**TEKS YANG DITAMPILKAN:**
Satgas Haji Polri Usut 64 Kasus, Polda Metro Catat Korban Terbanyak

JurnalPatroliNews | Jakarta – Satgas Haji dan Umrah Polri mengungkap puluhan kasus dugaan penipuan dan pelanggaran penyelenggaraan ibadah haji maupun umrah selama musim Haji 2026. Hingga awal Juli, aparat telah menetapkan 32 orang sebagai tersangka, sementara jumlah korban yang tercatat mencapai 3.550 orang dengan total kerugian diperkirakan mencapai Rp116,7 miliar.

Kepala Sub Satgas Penegakan Hukum Satgas Haji dan Umrah Polri, Brigjen Pol. Mohammad Irhamni, mengatakan penanganan perkara dilakukan secara terpadu mulai dari tingkat Bareskrim Polri hingga jajaran kepolisian daerah.

“Penegakan hukum dilakukan melalui sinergi dan kolaborasi bersama seluruh jajaran kepolisian di daerah,” ujar Irhamni di Jakarta, Selasa (7/7/2026).

Menurutnya, hingga Senin (6/7), Satgas Haji dan Umrah telah menangani 64 perkara, yang terdiri atas 34 laporan polisi (LP) dan 30 laporan informasi (LI).

Data segmentasi halaman:
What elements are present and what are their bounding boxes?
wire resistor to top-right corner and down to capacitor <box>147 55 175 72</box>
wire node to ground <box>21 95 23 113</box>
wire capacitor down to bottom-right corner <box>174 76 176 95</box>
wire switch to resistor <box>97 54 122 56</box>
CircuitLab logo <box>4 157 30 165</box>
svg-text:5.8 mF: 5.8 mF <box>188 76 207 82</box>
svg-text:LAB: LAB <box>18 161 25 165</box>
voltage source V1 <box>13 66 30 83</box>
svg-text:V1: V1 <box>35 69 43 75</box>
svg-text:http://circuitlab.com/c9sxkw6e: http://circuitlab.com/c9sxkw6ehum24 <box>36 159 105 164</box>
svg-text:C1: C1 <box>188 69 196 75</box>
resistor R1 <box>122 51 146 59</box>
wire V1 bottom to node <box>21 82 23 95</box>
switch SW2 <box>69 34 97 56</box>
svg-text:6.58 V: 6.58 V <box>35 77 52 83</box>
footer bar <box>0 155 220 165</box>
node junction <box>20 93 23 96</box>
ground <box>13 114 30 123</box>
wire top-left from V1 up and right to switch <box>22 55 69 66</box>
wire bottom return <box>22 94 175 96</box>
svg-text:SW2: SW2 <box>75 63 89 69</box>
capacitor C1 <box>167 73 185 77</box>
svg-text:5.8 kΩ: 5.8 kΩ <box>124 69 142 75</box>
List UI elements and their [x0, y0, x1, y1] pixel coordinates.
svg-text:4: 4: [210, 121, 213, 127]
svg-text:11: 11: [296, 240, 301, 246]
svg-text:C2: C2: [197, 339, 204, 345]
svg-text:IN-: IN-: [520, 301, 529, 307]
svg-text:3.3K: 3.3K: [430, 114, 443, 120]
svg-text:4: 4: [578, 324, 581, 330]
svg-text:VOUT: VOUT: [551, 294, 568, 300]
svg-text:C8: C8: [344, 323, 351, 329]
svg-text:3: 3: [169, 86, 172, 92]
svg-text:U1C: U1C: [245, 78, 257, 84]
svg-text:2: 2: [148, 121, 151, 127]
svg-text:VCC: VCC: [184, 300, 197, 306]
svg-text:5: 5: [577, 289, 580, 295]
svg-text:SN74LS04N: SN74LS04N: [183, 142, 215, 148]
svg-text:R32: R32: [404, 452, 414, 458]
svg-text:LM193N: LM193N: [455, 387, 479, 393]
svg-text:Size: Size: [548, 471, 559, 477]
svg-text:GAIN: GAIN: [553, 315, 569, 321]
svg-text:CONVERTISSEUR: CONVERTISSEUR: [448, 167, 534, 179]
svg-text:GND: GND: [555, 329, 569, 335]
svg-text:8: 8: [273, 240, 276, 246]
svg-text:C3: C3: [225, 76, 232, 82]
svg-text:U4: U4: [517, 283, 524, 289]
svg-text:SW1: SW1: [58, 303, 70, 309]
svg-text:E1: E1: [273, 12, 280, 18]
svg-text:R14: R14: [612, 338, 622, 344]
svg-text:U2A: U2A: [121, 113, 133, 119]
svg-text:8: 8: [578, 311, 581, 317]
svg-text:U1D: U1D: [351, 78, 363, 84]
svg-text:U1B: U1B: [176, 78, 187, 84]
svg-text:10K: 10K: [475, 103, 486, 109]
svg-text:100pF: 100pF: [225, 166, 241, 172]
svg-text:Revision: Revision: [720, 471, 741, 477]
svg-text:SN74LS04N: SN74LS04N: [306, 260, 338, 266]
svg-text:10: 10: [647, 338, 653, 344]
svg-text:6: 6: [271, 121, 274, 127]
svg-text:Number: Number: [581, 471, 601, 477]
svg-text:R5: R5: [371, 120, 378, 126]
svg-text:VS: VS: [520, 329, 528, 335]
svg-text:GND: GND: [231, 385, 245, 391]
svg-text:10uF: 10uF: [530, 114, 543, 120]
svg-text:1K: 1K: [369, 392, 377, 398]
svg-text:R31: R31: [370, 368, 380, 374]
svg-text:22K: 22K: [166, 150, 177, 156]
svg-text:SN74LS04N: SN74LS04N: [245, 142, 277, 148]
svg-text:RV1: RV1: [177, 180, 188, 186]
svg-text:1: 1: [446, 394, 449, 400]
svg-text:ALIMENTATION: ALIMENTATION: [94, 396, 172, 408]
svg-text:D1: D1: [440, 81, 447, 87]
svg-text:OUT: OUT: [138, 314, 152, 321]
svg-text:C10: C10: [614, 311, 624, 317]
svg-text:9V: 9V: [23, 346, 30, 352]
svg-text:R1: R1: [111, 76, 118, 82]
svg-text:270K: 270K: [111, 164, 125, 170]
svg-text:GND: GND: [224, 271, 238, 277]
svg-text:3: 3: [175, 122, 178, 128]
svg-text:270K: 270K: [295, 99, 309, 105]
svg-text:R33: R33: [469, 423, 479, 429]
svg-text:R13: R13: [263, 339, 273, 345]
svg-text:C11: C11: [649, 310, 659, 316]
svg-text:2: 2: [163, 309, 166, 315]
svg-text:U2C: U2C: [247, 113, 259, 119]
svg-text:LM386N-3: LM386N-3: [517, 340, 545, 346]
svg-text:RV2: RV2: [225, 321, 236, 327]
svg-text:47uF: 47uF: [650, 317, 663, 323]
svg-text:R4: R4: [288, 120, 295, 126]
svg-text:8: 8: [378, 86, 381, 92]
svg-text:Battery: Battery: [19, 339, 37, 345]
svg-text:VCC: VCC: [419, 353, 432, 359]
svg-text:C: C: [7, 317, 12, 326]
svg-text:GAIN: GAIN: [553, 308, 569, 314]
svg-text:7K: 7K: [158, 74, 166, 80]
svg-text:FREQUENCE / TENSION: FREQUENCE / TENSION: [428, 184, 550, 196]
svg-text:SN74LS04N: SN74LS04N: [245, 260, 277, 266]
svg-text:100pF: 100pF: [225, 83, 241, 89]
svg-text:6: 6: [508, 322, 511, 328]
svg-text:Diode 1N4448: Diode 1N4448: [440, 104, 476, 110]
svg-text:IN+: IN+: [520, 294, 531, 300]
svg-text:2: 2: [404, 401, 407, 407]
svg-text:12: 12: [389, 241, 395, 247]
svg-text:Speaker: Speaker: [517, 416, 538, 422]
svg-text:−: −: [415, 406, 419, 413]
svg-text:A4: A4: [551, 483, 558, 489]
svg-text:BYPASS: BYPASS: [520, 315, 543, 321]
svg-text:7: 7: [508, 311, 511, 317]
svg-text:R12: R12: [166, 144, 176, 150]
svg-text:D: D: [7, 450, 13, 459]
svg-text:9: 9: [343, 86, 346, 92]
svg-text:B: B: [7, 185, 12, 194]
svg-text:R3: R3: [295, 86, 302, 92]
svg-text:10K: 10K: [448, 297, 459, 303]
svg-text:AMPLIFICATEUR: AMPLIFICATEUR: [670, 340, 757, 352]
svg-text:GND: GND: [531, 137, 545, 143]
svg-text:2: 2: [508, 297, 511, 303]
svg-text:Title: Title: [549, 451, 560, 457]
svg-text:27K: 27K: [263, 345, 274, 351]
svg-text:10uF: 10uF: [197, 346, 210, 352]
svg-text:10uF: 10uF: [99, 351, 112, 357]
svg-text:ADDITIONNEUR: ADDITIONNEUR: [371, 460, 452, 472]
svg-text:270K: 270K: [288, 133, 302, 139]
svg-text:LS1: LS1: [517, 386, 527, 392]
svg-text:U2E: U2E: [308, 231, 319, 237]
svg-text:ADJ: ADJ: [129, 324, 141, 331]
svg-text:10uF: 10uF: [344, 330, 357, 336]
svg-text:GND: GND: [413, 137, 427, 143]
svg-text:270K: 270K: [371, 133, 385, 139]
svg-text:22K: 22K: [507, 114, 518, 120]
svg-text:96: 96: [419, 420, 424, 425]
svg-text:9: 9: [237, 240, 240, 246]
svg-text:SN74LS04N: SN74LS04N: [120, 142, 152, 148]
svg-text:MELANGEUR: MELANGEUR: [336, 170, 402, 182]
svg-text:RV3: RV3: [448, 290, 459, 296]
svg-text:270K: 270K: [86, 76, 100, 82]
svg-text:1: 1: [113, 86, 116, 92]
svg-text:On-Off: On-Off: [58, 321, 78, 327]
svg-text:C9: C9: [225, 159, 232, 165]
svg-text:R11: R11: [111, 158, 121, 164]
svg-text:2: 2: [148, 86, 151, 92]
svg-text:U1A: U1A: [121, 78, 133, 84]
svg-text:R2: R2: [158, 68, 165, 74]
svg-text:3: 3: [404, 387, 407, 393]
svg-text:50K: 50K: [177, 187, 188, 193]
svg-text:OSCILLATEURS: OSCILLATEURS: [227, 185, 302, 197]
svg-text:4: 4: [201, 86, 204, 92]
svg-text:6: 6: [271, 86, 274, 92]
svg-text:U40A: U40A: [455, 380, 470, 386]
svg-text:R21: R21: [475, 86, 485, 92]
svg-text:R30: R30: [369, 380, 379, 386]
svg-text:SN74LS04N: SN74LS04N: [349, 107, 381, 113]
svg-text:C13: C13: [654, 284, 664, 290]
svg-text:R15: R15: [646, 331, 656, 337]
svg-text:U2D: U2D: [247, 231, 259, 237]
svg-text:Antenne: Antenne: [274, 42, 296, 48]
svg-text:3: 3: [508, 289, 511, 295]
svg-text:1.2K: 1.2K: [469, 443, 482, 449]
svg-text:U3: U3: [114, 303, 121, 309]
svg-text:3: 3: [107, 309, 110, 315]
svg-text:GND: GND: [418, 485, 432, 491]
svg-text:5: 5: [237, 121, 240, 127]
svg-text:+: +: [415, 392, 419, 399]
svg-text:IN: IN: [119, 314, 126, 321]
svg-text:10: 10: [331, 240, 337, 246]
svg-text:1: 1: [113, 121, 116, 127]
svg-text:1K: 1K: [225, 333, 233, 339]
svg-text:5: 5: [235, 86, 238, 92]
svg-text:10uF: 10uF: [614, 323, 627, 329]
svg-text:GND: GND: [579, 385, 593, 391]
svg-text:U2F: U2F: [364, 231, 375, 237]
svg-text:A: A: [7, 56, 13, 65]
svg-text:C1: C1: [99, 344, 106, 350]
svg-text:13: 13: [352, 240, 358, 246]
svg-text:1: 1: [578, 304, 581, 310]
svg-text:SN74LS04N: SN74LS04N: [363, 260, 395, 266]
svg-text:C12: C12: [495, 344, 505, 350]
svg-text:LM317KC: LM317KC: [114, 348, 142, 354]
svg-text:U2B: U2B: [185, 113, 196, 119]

**PETUNJUK PENGERJAAN:**
**A)** Menurut berita tentang Satgas Haji Polri, berapa orang yang telah ditetapkan sebagai tersangka hingga awal Juli?
**B)** Kutip seluruh isi berita tentang Satgas Haji Polri mulai dari "JurnalPatroliNews | Jakarta" hingga "jajaran kepolisian daerah.".

**HASIL YANG DIHARAPKAN:**
**A)** 32 orang.

**B)**
JurnalPatroliNews | Jakarta – Satgas Haji dan Umrah Polri mengungkap puluhan kasus dugaan penipuan dan pelanggaran penyelenggaraan ibadah haji maupun umrah selama musim Haji 2026. Hingga awal Juli, aparat telah menetapkan 32 orang sebagai tersangka, sementara jumlah korban yang tercatat mencapai 3.550 orang dengan total kerugian diperkirakan mencapai Rp116,7 miliar.

Kepala Sub Satgas Penegakan Hukum Satgas Haji dan Umrah Polri, Brigjen Pol. Mohammad Irhamni, mengatakan penanganan perkara dilakukan secara terpadu mulai dari tingkat Bareskrim Polri hingga jajaran kepolisian daerah.